-- Start of Provided entries --
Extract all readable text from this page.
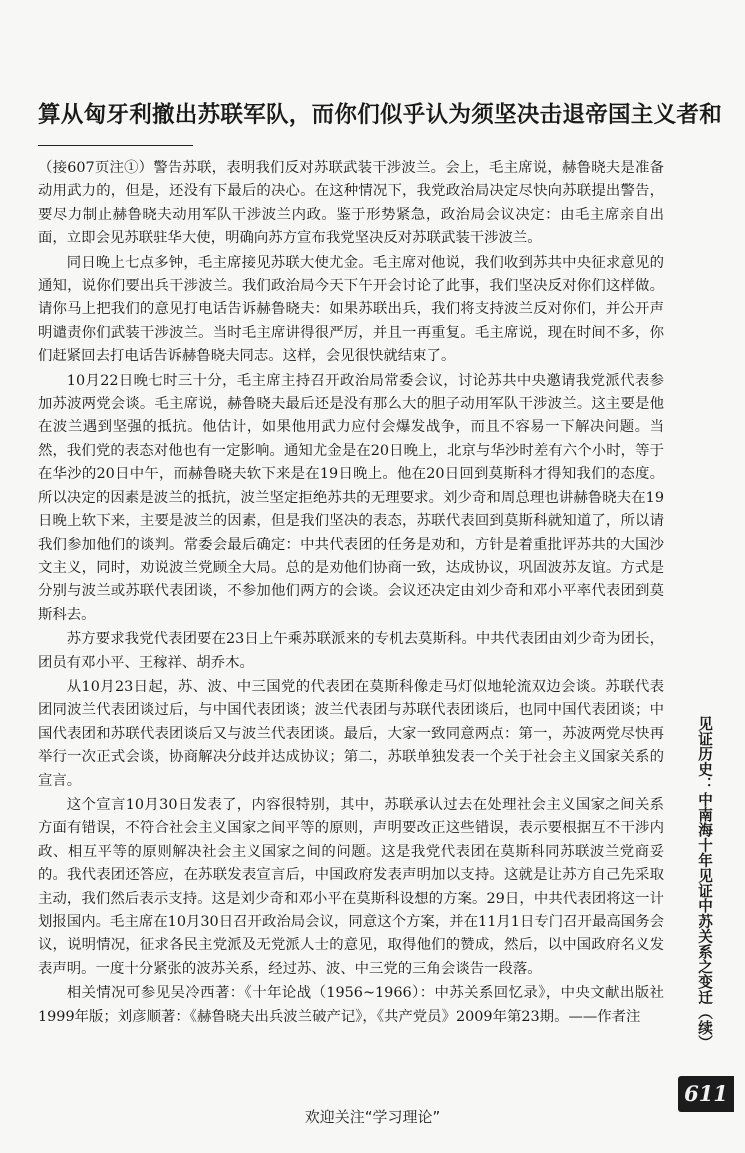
算从匈牙利撤出苏联军队，而你们似乎认为须坚决击退帝国主义者和

（接607页注①）警告苏联，表明我们反对苏联武装干涉波兰。会上，毛主席说，赫鲁晓夫是准备动用武力的，但是，还没有下最后的决心。在这种情况下，我党政治局决定尽快向苏联提出警告，要尽力制止赫鲁晓夫动用军队干涉波兰内政。鉴于形势紧急，政治局会议决定：由毛主席亲自出面，立即会见苏联驻华大使，明确向苏方宣布我党坚决反对苏联武装干涉波兰。

同日晚上七点多钟，毛主席接见苏联大使尤金。毛主席对他说，我们收到苏共中央征求意见的通知，说你们要出兵干涉波兰。我们政治局今天下午开会讨论了此事，我们坚决反对你们这样做。请你马上把我们的意见打电话告诉赫鲁晓夫：如果苏联出兵，我们将支持波兰反对你们，并公开声明谴责你们武装干涉波兰。当时毛主席讲得很严厉，并且一再重复。毛主席说，现在时间不多，你们赶紧回去打电话告诉赫鲁晓夫同志。这样，会见很快就结束了。

10月22日晚七时三十分，毛主席主持召开政治局常委会议，讨论苏共中央邀请我党派代表参加苏波两党会谈。毛主席说，赫鲁晓夫最后还是没有那么大的胆子动用军队干涉波兰。这主要是他在波兰遇到坚强的抵抗。他估计，如果他用武力应付会爆发战争，而且不容易一下解决问题。当然，我们党的表态对他也有一定影响。通知尤金是在20日晚上，北京与华沙时差有六个小时，等于在华沙的20日中午，而赫鲁晓夫软下来是在19日晚上。他在20日回到莫斯科才得知我们的态度。所以决定的因素是波兰的抵抗，波兰坚定拒绝苏共的无理要求。刘少奇和周总理也讲赫鲁晓夫在19日晚上软下来，主要是波兰的因素，但是我们坚决的表态，苏联代表回到莫斯科就知道了，所以请我们参加他们的谈判。常委会最后确定：中共代表团的任务是劝和，方针是着重批评苏共的大国沙文主义，同时，劝说波兰党顾全大局。总的是劝他们协商一致，达成协议，巩固波苏友谊。方式是分别与波兰或苏联代表团谈，不参加他们两方的会谈。会议还决定由刘少奇和邓小平率代表团到莫斯科去。

苏方要求我党代表团要在23日上午乘苏联派来的专机去莫斯科。中共代表团由刘少奇为团长，团员有邓小平、王稼祥、胡乔木。

从10月23日起，苏、波、中三国党的代表团在莫斯科像走马灯似地轮流双边会谈。苏联代表团同波兰代表团谈过后，与中国代表团谈；波兰代表团与苏联代表团谈后，也同中国代表团谈；中国代表团和苏联代表团谈后又与波兰代表团谈。最后，大家一致同意两点：第一，苏波两党尽快再举行一次正式会谈，协商解决分歧并达成协议；第二，苏联单独发表一个关于社会主义国家关系的宣言。

这个宣言10月30日发表了，内容很特别，其中，苏联承认过去在处理社会主义国家之间关系方面有错误，不符合社会主义国家之间平等的原则，声明要改正这些错误，表示要根据互不干涉内政、相互平等的原则解决社会主义国家之间的问题。这是我党代表团在莫斯科同苏联波兰党商妥的。我代表团还答应，在苏联发表宣言后，中国政府发表声明加以支持。这就是让苏方自己先采取主动，我们然后表示支持。这是刘少奇和邓小平在莫斯科设想的方案。29日，中共代表团将这一计划报国内。毛主席在10月30日召开政治局会议，同意这个方案，并在11月1日专门召开最高国务会议，说明情况，征求各民主党派及无党派人士的意见，取得他们的赞成，然后，以中国政府名义发表声明。一度十分紧张的波苏关系，经过苏、波、中三党的三角会谈告一段落。

相关情况可参见吴冷西著：《十年论战（1956~1966）：中苏关系回忆录》，中央文献出版社1999年版；刘彦顺著：《赫鲁晓夫出兵波兰破产记》，《共产党员》2009年第23期。——作者注	见证历史：中南海十年见证中苏关系之变迁（续）
611
欢迎关注“学习理论”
-- End of Provided entries --
## Task brief
Take the listing and print it again exactly, but without any pictures.

## Correct response
Extract all readable text from this page.
算从匈牙利撤出苏联军队，而你们似乎认为须坚决击退帝国主义者和

（接607页注①）警告苏联，表明我们反对苏联武装干涉波兰。会上，毛主席说，赫鲁晓夫是准备动用武力的，但是，还没有下最后的决心。在这种情况下，我党政治局决定尽快向苏联提出警告，要尽力制止赫鲁晓夫动用军队干涉波兰内政。鉴于形势紧急，政治局会议决定：由毛主席亲自出面，立即会见苏联驻华大使，明确向苏方宣布我党坚决反对苏联武装干涉波兰。

同日晚上七点多钟，毛主席接见苏联大使尤金。毛主席对他说，我们收到苏共中央征求意见的通知，说你们要出兵干涉波兰。我们政治局今天下午开会讨论了此事，我们坚决反对你们这样做。请你马上把我们的意见打电话告诉赫鲁晓夫：如果苏联出兵，我们将支持波兰反对你们，并公开声明谴责你们武装干涉波兰。当时毛主席讲得很严厉，并且一再重复。毛主席说，现在时间不多，你们赶紧回去打电话告诉赫鲁晓夫同志。这样，会见很快就结束了。

10月22日晚七时三十分，毛主席主持召开政治局常委会议，讨论苏共中央邀请我党派代表参加苏波两党会谈。毛主席说，赫鲁晓夫最后还是没有那么大的胆子动用军队干涉波兰。这主要是他在波兰遇到坚强的抵抗。他估计，如果他用武力应付会爆发战争，而且不容易一下解决问题。当然，我们党的表态对他也有一定影响。通知尤金是在20日晚上，北京与华沙时差有六个小时，等于在华沙的20日中午，而赫鲁晓夫软下来是在19日晚上。他在20日回到莫斯科才得知我们的态度。所以决定的因素是波兰的抵抗，波兰坚定拒绝苏共的无理要求。刘少奇和周总理也讲赫鲁晓夫在19日晚上软下来，主要是波兰的因素，但是我们坚决的表态，苏联代表回到莫斯科就知道了，所以请我们参加他们的谈判。常委会最后确定：中共代表团的任务是劝和，方针是着重批评苏共的大国沙文主义，同时，劝说波兰党顾全大局。总的是劝他们协商一致，达成协议，巩固波苏友谊。方式是分别与波兰或苏联代表团谈，不参加他们两方的会谈。会议还决定由刘少奇和邓小平率代表团到莫斯科去。

苏方要求我党代表团要在23日上午乘苏联派来的专机去莫斯科。中共代表团由刘少奇为团长，团员有邓小平、王稼祥、胡乔木。

从10月23日起，苏、波、中三国党的代表团在莫斯科像走马灯似地轮流双边会谈。苏联代表团同波兰代表团谈过后，与中国代表团谈；波兰代表团与苏联代表团谈后，也同中国代表团谈；中国代表团和苏联代表团谈后又与波兰代表团谈。最后，大家一致同意两点：第一，苏波两党尽快再举行一次正式会谈，协商解决分歧并达成协议；第二，苏联单独发表一个关于社会主义国家关系的宣言。

这个宣言10月30日发表了，内容很特别，其中，苏联承认过去在处理社会主义国家之间关系方面有错误，不符合社会主义国家之间平等的原则，声明要改正这些错误，表示要根据互不干涉内政、相互平等的原则解决社会主义国家之间的问题。这是我党代表团在莫斯科同苏联波兰党商妥的。我代表团还答应，在苏联发表宣言后，中国政府发表声明加以支持。这就是让苏方自己先采取主动，我们然后表示支持。这是刘少奇和邓小平在莫斯科设想的方案。29日，中共代表团将这一计划报国内。毛主席在10月30日召开政治局会议，同意这个方案，并在11月1日专门召开最高国务会议，说明情况，征求各民主党派及无党派人士的意见，取得他们的赞成，然后，以中国政府名义发表声明。一度十分紧张的波苏关系，经过苏、波、中三党的三角会谈告一段落。

相关情况可参见吴冷西著：《十年论战（1956~1966）：中苏关系回忆录》，中央文献出版社1999年版；刘彦顺著：《赫鲁晓夫出兵波兰破产记》，《共产党员》2009年第23期。——作者注	见证历史：中南海十年见证中苏关系之变迁（续）
611
欢迎关注“学习理论”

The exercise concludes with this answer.